**EXERCISE GOAL**.
Please collect every line in the records below that contains the string "band", treating uppercase and lowercase as different.

**AVAILABLE DATA**.
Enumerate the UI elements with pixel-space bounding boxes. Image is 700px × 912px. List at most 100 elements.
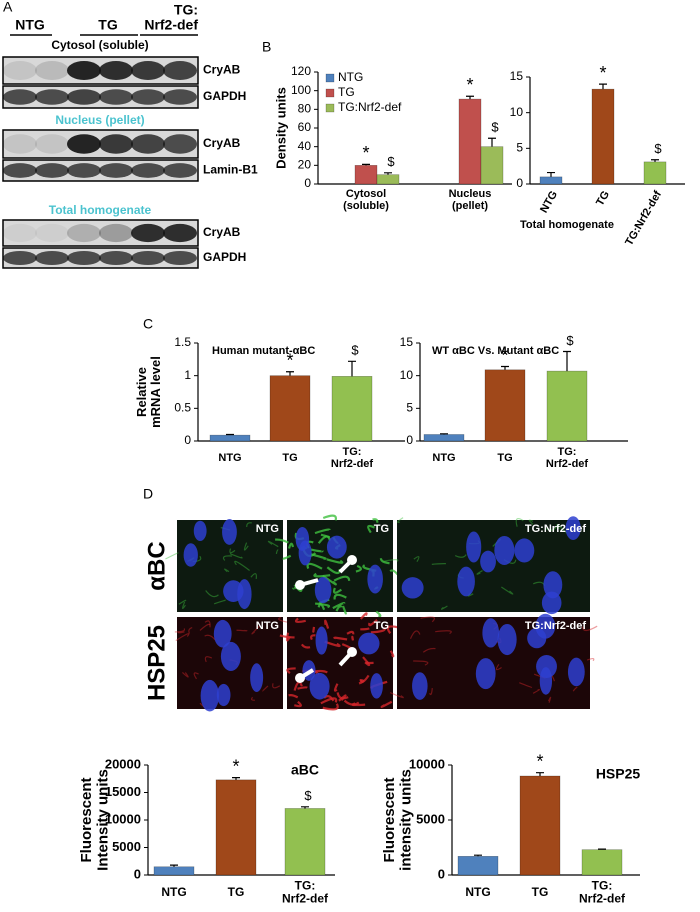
stain xyxy=(222,555,233,561)
stain xyxy=(204,656,213,663)
x-tick-label: TG xyxy=(282,452,297,464)
blot-section-title: Total homogenate xyxy=(49,203,152,217)
stain xyxy=(213,599,227,605)
stain xyxy=(250,696,255,701)
stain xyxy=(175,633,190,642)
blot-band xyxy=(131,134,165,154)
x-tick-label: TG xyxy=(497,452,512,464)
image-label: TG:Nrf2-def xyxy=(525,523,586,535)
bar xyxy=(591,88,615,185)
significance-mark: * xyxy=(536,751,543,771)
blot-band xyxy=(163,134,197,154)
significance-mark: * xyxy=(466,75,473,95)
nucleus xyxy=(494,535,515,565)
blot-group-label: TG xyxy=(98,17,118,33)
y-tick-label: 5000 xyxy=(416,811,445,826)
nucleus xyxy=(315,626,328,655)
stain xyxy=(324,619,330,629)
panel-label: B xyxy=(262,39,271,55)
stain xyxy=(351,702,366,707)
stain xyxy=(379,558,390,565)
bar xyxy=(457,855,499,876)
nucleus xyxy=(298,540,312,566)
error-bar xyxy=(466,95,474,100)
stain xyxy=(297,686,308,690)
nucleus xyxy=(514,538,535,563)
y-tick-label: 5 xyxy=(406,401,413,415)
bar xyxy=(643,161,667,185)
nucleus xyxy=(370,673,383,699)
bar xyxy=(480,146,504,185)
significance-mark: $ xyxy=(387,154,395,169)
stain xyxy=(234,560,250,571)
stain xyxy=(582,625,598,632)
stain xyxy=(397,517,404,523)
legend-swatch xyxy=(325,73,335,83)
legend-label: NTG xyxy=(338,70,363,84)
error-bar xyxy=(286,371,294,376)
stain xyxy=(501,586,514,595)
stain xyxy=(315,602,331,609)
arrow-head xyxy=(347,647,357,657)
blot-band xyxy=(35,163,69,178)
y-tick-label: 0 xyxy=(406,433,413,447)
nucleus xyxy=(358,632,380,655)
stain xyxy=(275,549,279,555)
blot-section-title: Nucleus (pellet) xyxy=(55,113,144,127)
error-bar xyxy=(232,777,240,780)
y-tick-label: 0 xyxy=(184,433,191,447)
error-bar xyxy=(226,433,234,436)
image-label: NTG xyxy=(256,620,279,632)
stain xyxy=(306,562,323,570)
blot-band xyxy=(3,89,37,105)
stain xyxy=(320,697,338,705)
nucleus xyxy=(480,550,496,573)
blot-band xyxy=(131,223,165,243)
stain xyxy=(333,636,348,641)
significance-mark: $ xyxy=(351,343,359,358)
stain xyxy=(572,686,578,692)
x-tick-label: TG xyxy=(228,885,245,899)
y-tick-label: 80 xyxy=(298,102,312,116)
stain xyxy=(382,559,399,563)
blot-band xyxy=(131,251,165,265)
stain xyxy=(286,667,296,674)
y-tick-label: 0 xyxy=(134,866,141,881)
blot-band xyxy=(163,251,197,265)
stain xyxy=(165,552,179,560)
stain xyxy=(370,626,386,634)
blot-band xyxy=(67,223,101,243)
y-tick-label: 15000 xyxy=(105,784,141,799)
blot-band xyxy=(35,61,69,80)
stain xyxy=(174,628,186,633)
panel-label: C xyxy=(143,316,153,332)
stain xyxy=(389,569,399,576)
chart-title: Human mutant-αBC xyxy=(212,345,315,357)
bar xyxy=(354,165,378,185)
panel-label: D xyxy=(143,486,153,502)
significance-mark: * xyxy=(362,143,369,163)
bar xyxy=(423,434,465,442)
stain xyxy=(332,601,346,610)
stain xyxy=(389,692,404,699)
nucleus xyxy=(223,580,244,603)
stain xyxy=(193,672,199,680)
blot-row-label: CryAB xyxy=(203,136,241,150)
image-row-label: αBC xyxy=(143,541,170,590)
stain xyxy=(246,522,252,528)
y-tick-label: 10 xyxy=(400,368,414,382)
nucleus xyxy=(367,564,383,594)
y-tick-label: 1.5 xyxy=(174,335,191,349)
blot-band xyxy=(3,134,37,154)
stain xyxy=(389,650,395,658)
stain xyxy=(360,627,370,631)
blot-row-label: Lamin-B1 xyxy=(203,163,258,177)
x-tick-label: NTG xyxy=(161,885,186,899)
bar xyxy=(215,779,257,876)
stain xyxy=(413,556,420,563)
stain xyxy=(372,518,379,523)
y-tick-label: 5 xyxy=(516,141,523,155)
stain xyxy=(182,672,189,678)
stain xyxy=(532,688,540,694)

**RESPONSE**.
blot-band xyxy=(131,134,165,154)
blot-band xyxy=(163,134,197,154)
blot-band xyxy=(35,163,69,178)
blot-band xyxy=(3,89,37,105)
blot-band xyxy=(131,223,165,243)
blot-band xyxy=(131,251,165,265)
blot-band xyxy=(163,251,197,265)
blot-band xyxy=(67,223,101,243)
blot-band xyxy=(35,61,69,80)
blot-band xyxy=(3,134,37,154)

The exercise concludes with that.